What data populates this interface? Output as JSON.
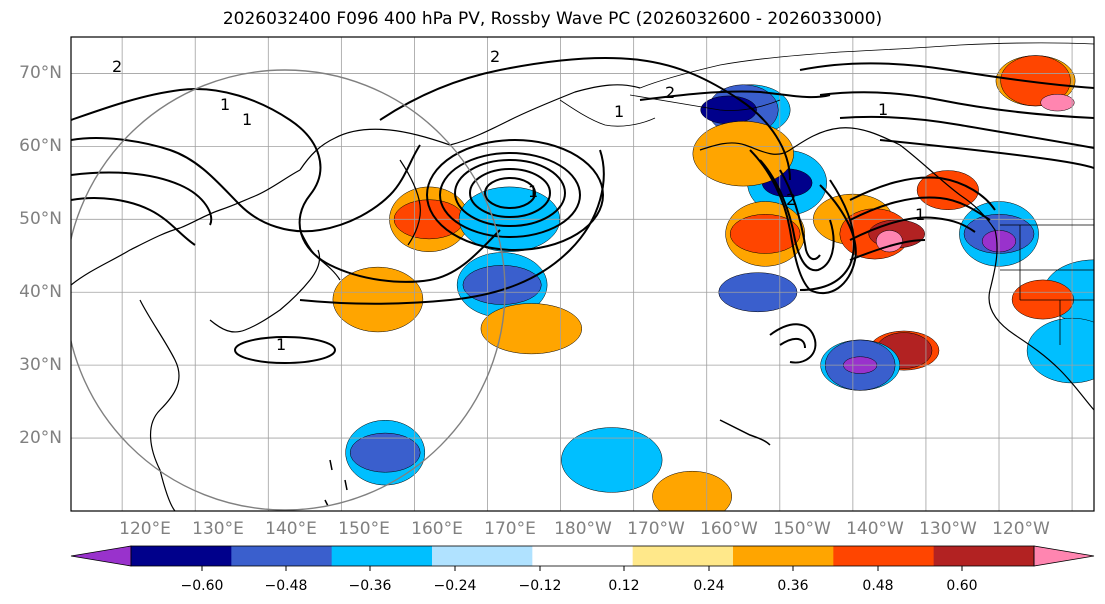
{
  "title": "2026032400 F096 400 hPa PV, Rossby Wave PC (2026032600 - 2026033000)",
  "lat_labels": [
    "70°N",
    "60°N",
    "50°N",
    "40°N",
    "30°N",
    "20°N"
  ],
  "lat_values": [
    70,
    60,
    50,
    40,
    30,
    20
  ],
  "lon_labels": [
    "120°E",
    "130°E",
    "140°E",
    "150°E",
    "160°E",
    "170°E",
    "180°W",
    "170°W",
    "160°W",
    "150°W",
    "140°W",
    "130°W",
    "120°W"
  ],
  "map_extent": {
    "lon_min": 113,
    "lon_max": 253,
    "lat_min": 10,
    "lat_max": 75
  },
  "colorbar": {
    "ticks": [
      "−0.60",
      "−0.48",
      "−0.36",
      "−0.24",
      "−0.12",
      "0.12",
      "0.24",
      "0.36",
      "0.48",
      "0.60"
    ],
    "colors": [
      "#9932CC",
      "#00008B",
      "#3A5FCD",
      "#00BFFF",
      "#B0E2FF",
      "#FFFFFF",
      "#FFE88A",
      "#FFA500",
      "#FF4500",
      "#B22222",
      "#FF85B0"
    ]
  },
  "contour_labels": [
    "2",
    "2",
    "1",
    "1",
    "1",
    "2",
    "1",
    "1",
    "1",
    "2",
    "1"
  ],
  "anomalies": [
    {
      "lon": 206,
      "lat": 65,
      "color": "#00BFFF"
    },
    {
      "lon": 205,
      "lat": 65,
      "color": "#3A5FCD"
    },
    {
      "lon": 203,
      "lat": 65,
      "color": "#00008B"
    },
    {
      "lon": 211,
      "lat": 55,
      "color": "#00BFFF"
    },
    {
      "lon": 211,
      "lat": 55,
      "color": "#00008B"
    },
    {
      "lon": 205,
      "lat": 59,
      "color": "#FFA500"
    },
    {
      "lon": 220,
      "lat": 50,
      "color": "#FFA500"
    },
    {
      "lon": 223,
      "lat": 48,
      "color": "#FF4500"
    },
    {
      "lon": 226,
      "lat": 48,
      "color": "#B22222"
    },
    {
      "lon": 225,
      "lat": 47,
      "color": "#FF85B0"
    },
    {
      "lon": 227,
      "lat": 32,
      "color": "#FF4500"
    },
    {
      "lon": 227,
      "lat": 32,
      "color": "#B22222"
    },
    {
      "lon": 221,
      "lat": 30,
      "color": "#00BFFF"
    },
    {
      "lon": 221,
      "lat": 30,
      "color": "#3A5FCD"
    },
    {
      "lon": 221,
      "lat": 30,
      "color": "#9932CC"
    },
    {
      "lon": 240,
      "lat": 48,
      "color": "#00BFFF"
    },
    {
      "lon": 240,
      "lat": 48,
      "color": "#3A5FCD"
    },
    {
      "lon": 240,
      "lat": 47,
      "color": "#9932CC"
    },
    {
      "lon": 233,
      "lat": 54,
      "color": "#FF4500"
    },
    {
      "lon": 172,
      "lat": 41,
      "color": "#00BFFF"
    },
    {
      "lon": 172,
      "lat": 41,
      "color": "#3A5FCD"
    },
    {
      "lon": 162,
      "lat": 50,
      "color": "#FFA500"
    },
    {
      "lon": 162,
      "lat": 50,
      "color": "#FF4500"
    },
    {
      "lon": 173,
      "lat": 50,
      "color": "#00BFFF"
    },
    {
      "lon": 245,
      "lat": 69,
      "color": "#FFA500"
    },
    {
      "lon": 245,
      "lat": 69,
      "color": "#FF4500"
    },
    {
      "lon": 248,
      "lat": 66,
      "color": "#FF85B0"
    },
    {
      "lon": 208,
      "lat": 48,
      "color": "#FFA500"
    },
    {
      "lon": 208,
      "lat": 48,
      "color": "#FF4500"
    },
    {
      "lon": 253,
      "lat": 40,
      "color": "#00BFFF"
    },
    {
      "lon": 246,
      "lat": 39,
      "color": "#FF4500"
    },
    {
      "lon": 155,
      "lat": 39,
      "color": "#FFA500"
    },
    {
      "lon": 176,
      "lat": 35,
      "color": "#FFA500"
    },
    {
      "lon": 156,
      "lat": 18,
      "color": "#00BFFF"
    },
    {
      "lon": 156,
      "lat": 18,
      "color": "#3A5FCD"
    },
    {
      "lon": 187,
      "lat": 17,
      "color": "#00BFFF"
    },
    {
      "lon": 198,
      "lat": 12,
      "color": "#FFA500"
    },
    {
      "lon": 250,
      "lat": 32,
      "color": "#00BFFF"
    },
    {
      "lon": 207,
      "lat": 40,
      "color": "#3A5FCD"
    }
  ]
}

--*--

**Brief:** Quote the preceding listing precisely and completely, omitting its images.

**Exercise solution:**
What data populates this interface? Output as JSON.
{
  "title": "2026032400 F096 400 hPa PV, Rossby Wave PC (2026032600 - 2026033000)",
  "lat_labels": [
    "70°N",
    "60°N",
    "50°N",
    "40°N",
    "30°N",
    "20°N"
  ],
  "lat_values": [
    70,
    60,
    50,
    40,
    30,
    20
  ],
  "lon_labels": [
    "120°E",
    "130°E",
    "140°E",
    "150°E",
    "160°E",
    "170°E",
    "180°W",
    "170°W",
    "160°W",
    "150°W",
    "140°W",
    "130°W",
    "120°W"
  ],
  "map_extent": {
    "lon_min": 113,
    "lon_max": 253,
    "lat_min": 10,
    "lat_max": 75
  },
  "colorbar": {
    "ticks": [
      "−0.60",
      "−0.48",
      "−0.36",
      "−0.24",
      "−0.12",
      "0.12",
      "0.24",
      "0.36",
      "0.48",
      "0.60"
    ],
    "colors": [
      "#9932CC",
      "#00008B",
      "#3A5FCD",
      "#00BFFF",
      "#B0E2FF",
      "#FFFFFF",
      "#FFE88A",
      "#FFA500",
      "#FF4500",
      "#B22222",
      "#FF85B0"
    ]
  },
  "contour_labels": [
    "2",
    "2",
    "1",
    "1",
    "1",
    "2",
    "1",
    "1",
    "1",
    "2",
    "1"
  ],
  "anomalies": [
    {
      "lon": 206,
      "lat": 65,
      "color": "#00BFFF"
    },
    {
      "lon": 205,
      "lat": 65,
      "color": "#3A5FCD"
    },
    {
      "lon": 203,
      "lat": 65,
      "color": "#00008B"
    },
    {
      "lon": 211,
      "lat": 55,
      "color": "#00BFFF"
    },
    {
      "lon": 211,
      "lat": 55,
      "color": "#00008B"
    },
    {
      "lon": 205,
      "lat": 59,
      "color": "#FFA500"
    },
    {
      "lon": 220,
      "lat": 50,
      "color": "#FFA500"
    },
    {
      "lon": 223,
      "lat": 48,
      "color": "#FF4500"
    },
    {
      "lon": 226,
      "lat": 48,
      "color": "#B22222"
    },
    {
      "lon": 225,
      "lat": 47,
      "color": "#FF85B0"
    },
    {
      "lon": 227,
      "lat": 32,
      "color": "#FF4500"
    },
    {
      "lon": 227,
      "lat": 32,
      "color": "#B22222"
    },
    {
      "lon": 221,
      "lat": 30,
      "color": "#00BFFF"
    },
    {
      "lon": 221,
      "lat": 30,
      "color": "#3A5FCD"
    },
    {
      "lon": 221,
      "lat": 30,
      "color": "#9932CC"
    },
    {
      "lon": 240,
      "lat": 48,
      "color": "#00BFFF"
    },
    {
      "lon": 240,
      "lat": 48,
      "color": "#3A5FCD"
    },
    {
      "lon": 240,
      "lat": 47,
      "color": "#9932CC"
    },
    {
      "lon": 233,
      "lat": 54,
      "color": "#FF4500"
    },
    {
      "lon": 172,
      "lat": 41,
      "color": "#00BFFF"
    },
    {
      "lon": 172,
      "lat": 41,
      "color": "#3A5FCD"
    },
    {
      "lon": 162,
      "lat": 50,
      "color": "#FFA500"
    },
    {
      "lon": 162,
      "lat": 50,
      "color": "#FF4500"
    },
    {
      "lon": 173,
      "lat": 50,
      "color": "#00BFFF"
    },
    {
      "lon": 245,
      "lat": 69,
      "color": "#FFA500"
    },
    {
      "lon": 245,
      "lat": 69,
      "color": "#FF4500"
    },
    {
      "lon": 248,
      "lat": 66,
      "color": "#FF85B0"
    },
    {
      "lon": 208,
      "lat": 48,
      "color": "#FFA500"
    },
    {
      "lon": 208,
      "lat": 48,
      "color": "#FF4500"
    },
    {
      "lon": 253,
      "lat": 40,
      "color": "#00BFFF"
    },
    {
      "lon": 246,
      "lat": 39,
      "color": "#FF4500"
    },
    {
      "lon": 155,
      "lat": 39,
      "color": "#FFA500"
    },
    {
      "lon": 176,
      "lat": 35,
      "color": "#FFA500"
    },
    {
      "lon": 156,
      "lat": 18,
      "color": "#00BFFF"
    },
    {
      "lon": 156,
      "lat": 18,
      "color": "#3A5FCD"
    },
    {
      "lon": 187,
      "lat": 17,
      "color": "#00BFFF"
    },
    {
      "lon": 198,
      "lat": 12,
      "color": "#FFA500"
    },
    {
      "lon": 250,
      "lat": 32,
      "color": "#00BFFF"
    },
    {
      "lon": 207,
      "lat": 40,
      "color": "#3A5FCD"
    }
  ]
}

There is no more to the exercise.